Write out the listing below exactly, and omit any images you find in it.

#####

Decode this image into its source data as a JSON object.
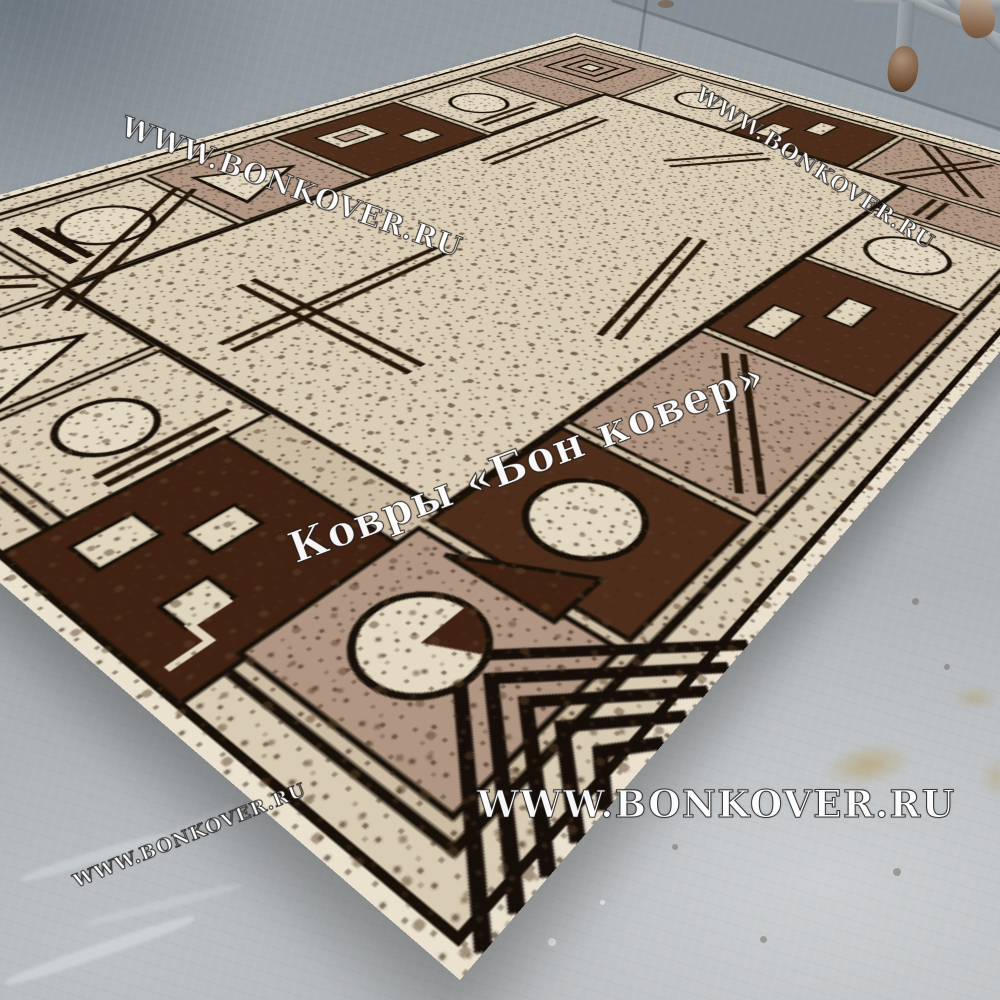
{
  "watermarks": {
    "top_left": "WWW.BONKOVER.RU",
    "top_right": "WWW.BONKOVER.RU",
    "center": "Ковры «Бон ковер»",
    "bottom_center": "WWW.BONKOVER.RU",
    "bottom_left": "WWW.BONKOVER.RU"
  },
  "colors": {
    "floor_dark": "#8e969d",
    "floor_mid": "#a7adb2",
    "floor_light": "#b8bbbd",
    "rug_selvedge": "#eae1cf",
    "rug_outer_band": "#d9ccb5",
    "rug_ring": "#cdbda4",
    "rug_field": "#dbceb7",
    "rug_taupe": "#b19683",
    "rug_brown": "#4e2d1b",
    "rug_brown_deep": "#412212",
    "rug_black": "#171008",
    "rug_motif_cream": "#e4dac4",
    "stick_brown": "#241609",
    "wm_fill": "#ffffff",
    "metal_gray": "#9aa0a4",
    "rust": "#8a6a50"
  }
}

#####

◆ THE COMPLETED TASK ◆
Decode this image into its source data as a JSON object.
{
  "watermarks": {
    "top_left": "WWW.BONKOVER.RU",
    "top_right": "WWW.BONKOVER.RU",
    "center": "Ковры «Бон ковер»",
    "bottom_center": "WWW.BONKOVER.RU",
    "bottom_left": "WWW.BONKOVER.RU"
  },
  "colors": {
    "floor_dark": "#8e969d",
    "floor_mid": "#a7adb2",
    "floor_light": "#b8bbbd",
    "rug_selvedge": "#eae1cf",
    "rug_outer_band": "#d9ccb5",
    "rug_ring": "#cdbda4",
    "rug_field": "#dbceb7",
    "rug_taupe": "#b19683",
    "rug_brown": "#4e2d1b",
    "rug_brown_deep": "#412212",
    "rug_black": "#171008",
    "rug_motif_cream": "#e4dac4",
    "stick_brown": "#241609",
    "wm_fill": "#ffffff",
    "metal_gray": "#9aa0a4",
    "rust": "#8a6a50"
  }
}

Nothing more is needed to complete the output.